In [1]:
%load_ext autoreload
%autoreload 2

import datetime

import numpy as np
import pandas as pd

import torch
from torch.nn import functional as F
from torchvision.utils import make_grid
from torch.optim.swa_utils import SWALR

from swadist.data import get_dataloaders
from swadist.train import Trainer
from swadist.optim import LinearPolyLR
from swadist.models import ResNet

cuda = torch.cuda.is_available()
device = 'cuda' if cuda else 'cpu'
print(f'Using {device}')

if cuda:
    torch.cuda.empty_cache()
    
seed = int(datetime.date.today() - datetime.date(2022, 4, 11)).total_seconds())
torch.manual_seed(seed)
print(f'seed: {seed}')

Using cuda
seed: 172800


### Two-phase training: SGD + SWA

We train ResNet-8, using the optimal hyperparameters given in [Shallue et al. 2019](http://arxiv.org/abs/1811.03600) for phase 1 (SGD w/ Nesterov momentum). 

For the SWA phase, we follow [Izmailov et al.](http://arxiv.org/abs/1803.05407) and use a constant learning rate that is 10x smaller than the initial learning rate in the first phase.

# [Data shown]

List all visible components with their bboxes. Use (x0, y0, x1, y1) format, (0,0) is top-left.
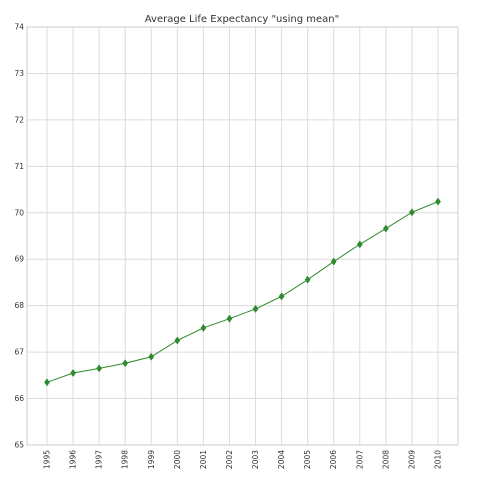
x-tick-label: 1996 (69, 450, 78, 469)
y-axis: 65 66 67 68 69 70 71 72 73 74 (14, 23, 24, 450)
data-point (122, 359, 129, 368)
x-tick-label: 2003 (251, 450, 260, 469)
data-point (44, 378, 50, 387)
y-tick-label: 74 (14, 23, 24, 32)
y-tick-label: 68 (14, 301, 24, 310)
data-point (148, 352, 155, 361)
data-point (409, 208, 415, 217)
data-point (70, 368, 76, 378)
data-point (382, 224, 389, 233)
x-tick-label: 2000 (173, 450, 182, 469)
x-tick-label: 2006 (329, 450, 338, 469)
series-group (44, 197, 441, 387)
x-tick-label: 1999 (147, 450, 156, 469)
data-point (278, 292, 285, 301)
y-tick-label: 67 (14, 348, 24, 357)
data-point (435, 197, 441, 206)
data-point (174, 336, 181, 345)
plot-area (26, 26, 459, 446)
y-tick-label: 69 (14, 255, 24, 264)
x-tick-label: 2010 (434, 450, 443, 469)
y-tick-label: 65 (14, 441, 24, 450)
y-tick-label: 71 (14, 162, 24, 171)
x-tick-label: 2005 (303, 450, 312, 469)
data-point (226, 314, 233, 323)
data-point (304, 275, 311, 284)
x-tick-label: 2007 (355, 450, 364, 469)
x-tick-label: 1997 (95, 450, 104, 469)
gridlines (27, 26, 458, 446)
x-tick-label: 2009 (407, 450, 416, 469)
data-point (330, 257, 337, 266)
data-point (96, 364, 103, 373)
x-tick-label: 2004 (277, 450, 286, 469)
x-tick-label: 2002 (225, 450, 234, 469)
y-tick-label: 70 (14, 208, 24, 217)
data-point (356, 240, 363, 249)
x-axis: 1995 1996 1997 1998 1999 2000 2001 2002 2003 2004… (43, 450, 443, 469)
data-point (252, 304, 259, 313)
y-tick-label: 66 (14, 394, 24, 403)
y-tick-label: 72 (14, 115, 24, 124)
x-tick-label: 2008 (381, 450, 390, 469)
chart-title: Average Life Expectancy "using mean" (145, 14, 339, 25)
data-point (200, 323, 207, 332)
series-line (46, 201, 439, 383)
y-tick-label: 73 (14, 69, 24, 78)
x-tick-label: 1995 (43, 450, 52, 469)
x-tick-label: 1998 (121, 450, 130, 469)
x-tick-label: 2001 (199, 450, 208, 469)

# [What is required]
Answer these questions from the training notebook above:
(a) What seed value does the notebook print?
(b) Which optimizer is used in the first training phase?
(c) What learning rate is used in the SWA phase?

# [The reply]
(a) 172800
(b) SGD with Nesterov momentum
(c) A constant learning rate 10 times smaller than the initial learning rate of the first phase